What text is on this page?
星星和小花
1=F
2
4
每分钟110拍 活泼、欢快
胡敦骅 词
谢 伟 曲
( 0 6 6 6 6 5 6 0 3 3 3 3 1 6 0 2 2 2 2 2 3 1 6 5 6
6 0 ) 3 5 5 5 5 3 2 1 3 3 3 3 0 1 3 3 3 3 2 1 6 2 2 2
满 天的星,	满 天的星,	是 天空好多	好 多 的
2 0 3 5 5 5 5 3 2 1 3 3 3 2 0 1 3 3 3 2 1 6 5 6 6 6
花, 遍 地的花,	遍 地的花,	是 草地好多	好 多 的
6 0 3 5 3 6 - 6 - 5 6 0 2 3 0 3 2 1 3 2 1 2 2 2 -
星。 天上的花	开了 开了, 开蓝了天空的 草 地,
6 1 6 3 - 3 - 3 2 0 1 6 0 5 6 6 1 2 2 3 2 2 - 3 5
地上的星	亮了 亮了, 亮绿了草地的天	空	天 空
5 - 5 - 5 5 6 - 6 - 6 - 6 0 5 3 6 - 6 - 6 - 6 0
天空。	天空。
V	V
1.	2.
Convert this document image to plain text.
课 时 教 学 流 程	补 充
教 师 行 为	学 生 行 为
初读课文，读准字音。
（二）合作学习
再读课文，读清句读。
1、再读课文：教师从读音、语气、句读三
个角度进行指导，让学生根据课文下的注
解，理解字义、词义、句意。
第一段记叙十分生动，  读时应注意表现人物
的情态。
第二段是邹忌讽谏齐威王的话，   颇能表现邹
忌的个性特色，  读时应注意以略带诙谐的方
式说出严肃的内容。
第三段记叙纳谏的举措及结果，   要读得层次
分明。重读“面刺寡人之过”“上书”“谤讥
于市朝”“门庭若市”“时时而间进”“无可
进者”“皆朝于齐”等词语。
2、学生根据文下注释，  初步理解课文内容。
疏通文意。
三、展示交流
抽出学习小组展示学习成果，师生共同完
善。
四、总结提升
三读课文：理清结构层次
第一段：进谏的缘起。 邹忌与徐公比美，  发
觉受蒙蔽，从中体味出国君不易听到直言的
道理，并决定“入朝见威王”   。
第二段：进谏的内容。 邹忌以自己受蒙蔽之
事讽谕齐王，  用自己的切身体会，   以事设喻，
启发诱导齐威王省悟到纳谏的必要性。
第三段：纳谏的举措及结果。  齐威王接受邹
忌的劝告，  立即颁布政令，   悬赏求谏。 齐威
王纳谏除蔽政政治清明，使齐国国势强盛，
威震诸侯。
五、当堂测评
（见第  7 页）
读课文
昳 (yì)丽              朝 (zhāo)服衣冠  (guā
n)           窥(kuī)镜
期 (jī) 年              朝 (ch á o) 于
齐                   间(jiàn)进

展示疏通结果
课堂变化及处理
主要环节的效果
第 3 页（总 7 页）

## Written instruction
Extract each line of the listing above, copying it word for word.

## Final result
What text is on this page?
星星和小花
1=F
2
4
每分钟110拍 活泼、欢快
胡敦骅 词
谢 伟 曲
( 0 6 6 6 6 5 6 0 3 3 3 3 1 6 0 2 2 2 2 2 3 1 6 5 6
6 0 ) 3 5 5 5 5 3 2 1 3 3 3 3 0 1 3 3 3 3 2 1 6 2 2 2
满 天的星,	满 天的星,	是 天空好多	好 多 的
2 0 3 5 5 5 5 3 2 1 3 3 3 2 0 1 3 3 3 2 1 6 5 6 6 6
花, 遍 地的花,	遍 地的花,	是 草地好多	好 多 的
6 0 3 5 3 6 - 6 - 5 6 0 2 3 0 3 2 1 3 2 1 2 2 2 -
星。 天上的花	开了 开了, 开蓝了天空的 草 地,
6 1 6 3 - 3 - 3 2 0 1 6 0 5 6 6 1 2 2 3 2 2 - 3 5
地上的星	亮了 亮了, 亮绿了草地的天	空	天 空
5 - 5 - 5 5 6 - 6 - 6 - 6 0 5 3 6 - 6 - 6 - 6 0
天空。	天空。
V	V
1.	2.
Convert this document image to plain text.
课 时 教 学 流 程	补 充
教 师 行 为	学 生 行 为
初读课文，读准字音。
（二）合作学习
再读课文，读清句读。
1、再读课文：教师从读音、语气、句读三
个角度进行指导，让学生根据课文下的注
解，理解字义、词义、句意。
第一段记叙十分生动，  读时应注意表现人物
的情态。
第二段是邹忌讽谏齐威王的话，   颇能表现邹
忌的个性特色，  读时应注意以略带诙谐的方
式说出严肃的内容。
第三段记叙纳谏的举措及结果，   要读得层次
分明。重读“面刺寡人之过”“上书”“谤讥
于市朝”“门庭若市”“时时而间进”“无可
进者”“皆朝于齐”等词语。
2、学生根据文下注释，  初步理解课文内容。
疏通文意。
三、展示交流
抽出学习小组展示学习成果，师生共同完
善。
四、总结提升
三读课文：理清结构层次
第一段：进谏的缘起。 邹忌与徐公比美，  发
觉受蒙蔽，从中体味出国君不易听到直言的
道理，并决定“入朝见威王”   。
第二段：进谏的内容。 邹忌以自己受蒙蔽之
事讽谕齐王，  用自己的切身体会，   以事设喻，
启发诱导齐威王省悟到纳谏的必要性。
第三段：纳谏的举措及结果。  齐威王接受邹
忌的劝告，  立即颁布政令，   悬赏求谏。 齐威
王纳谏除蔽政政治清明，使齐国国势强盛，
威震诸侯。
五、当堂测评
（见第  7 页）
读课文
昳 (yì)丽              朝 (zhāo)服衣冠  (guā
n)           窥(kuī)镜
期 (jī) 年              朝 (ch á o) 于
齐                   间(jiàn)进

展示疏通结果
课堂变化及处理
主要环节的效果
第 3 页（总 7 页）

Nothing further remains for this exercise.